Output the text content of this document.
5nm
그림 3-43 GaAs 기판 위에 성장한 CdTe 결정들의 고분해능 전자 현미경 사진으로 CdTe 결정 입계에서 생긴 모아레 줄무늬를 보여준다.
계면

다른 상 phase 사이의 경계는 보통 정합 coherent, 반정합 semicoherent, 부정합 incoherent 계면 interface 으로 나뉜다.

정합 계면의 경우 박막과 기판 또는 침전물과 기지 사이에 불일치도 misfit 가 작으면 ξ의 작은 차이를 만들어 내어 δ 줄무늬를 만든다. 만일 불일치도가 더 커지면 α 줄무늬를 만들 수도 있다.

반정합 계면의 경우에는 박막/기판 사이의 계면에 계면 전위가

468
....................
Reproduce the entries above in full by retyping them exactly.

Task response
Output the text content of this document.
5nm
그림 3-43 GaAs 기판 위에 성장한 CdTe 결정들의 고분해능 전자 현미경 사진으로 CdTe 결정 입계에서 생긴 모아레 줄무늬를 보여준다.
계면

다른 상 phase 사이의 경계는 보통 정합 coherent, 반정합 semicoherent, 부정합 incoherent 계면 interface 으로 나뉜다.

정합 계면의 경우 박막과 기판 또는 침전물과 기지 사이에 불일치도 misfit 가 작으면 ξ의 작은 차이를 만들어 내어 δ 줄무늬를 만든다. 만일 불일치도가 더 커지면 α 줄무늬를 만들 수도 있다.

반정합 계면의 경우에는 박막/기판 사이의 계면에 계면 전위가

468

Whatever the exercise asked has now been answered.